## Stated problem
Repeat every entry word for word, skipping the pictures.

Figure content listings
------------

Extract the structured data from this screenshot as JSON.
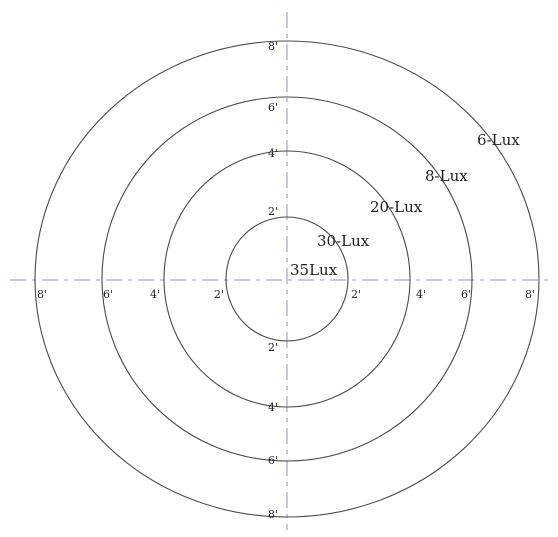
{
  "rings": [
    {
      "id": "ring-2",
      "radius_ft": 2
    },
    {
      "id": "ring-4",
      "radius_ft": 4
    },
    {
      "id": "ring-6",
      "radius_ft": 6
    },
    {
      "id": "ring-8",
      "radius_ft": 8
    }
  ],
  "axis_labels": {
    "top": [
      "8'",
      "6'",
      "4'",
      "2'"
    ],
    "bottom": [
      "2'",
      "4'",
      "6'",
      "8'"
    ],
    "left": [
      "8'",
      "6'",
      "4'",
      "2'"
    ],
    "right": [
      "2'",
      "4'",
      "6'",
      "8'"
    ]
  },
  "lux_labels": {
    "center": "35Lux",
    "ring_2": "30-Lux",
    "ring_4": "20-Lux",
    "ring_6": "8-Lux",
    "ring_8": "6-Lux"
  },
  "colors": {
    "ring_stroke": "#4a4a4a",
    "axis_stroke": "#a8abd0",
    "text": "#1f1f1f",
    "background": "#ffffff"
  }
}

------------

## Final result
Extract the structured data from this screenshot as JSON.
{
  "rings": [
    {
      "id": "ring-2",
      "radius_ft": 2
    },
    {
      "id": "ring-4",
      "radius_ft": 4
    },
    {
      "id": "ring-6",
      "radius_ft": 6
    },
    {
      "id": "ring-8",
      "radius_ft": 8
    }
  ],
  "axis_labels": {
    "top": [
      "8'",
      "6'",
      "4'",
      "2'"
    ],
    "bottom": [
      "2'",
      "4'",
      "6'",
      "8'"
    ],
    "left": [
      "8'",
      "6'",
      "4'",
      "2'"
    ],
    "right": [
      "2'",
      "4'",
      "6'",
      "8'"
    ]
  },
  "lux_labels": {
    "center": "35Lux",
    "ring_2": "30-Lux",
    "ring_4": "20-Lux",
    "ring_6": "8-Lux",
    "ring_8": "6-Lux"
  },
  "colors": {
    "ring_stroke": "#4a4a4a",
    "axis_stroke": "#a8abd0",
    "text": "#1f1f1f",
    "background": "#ffffff"
  }
}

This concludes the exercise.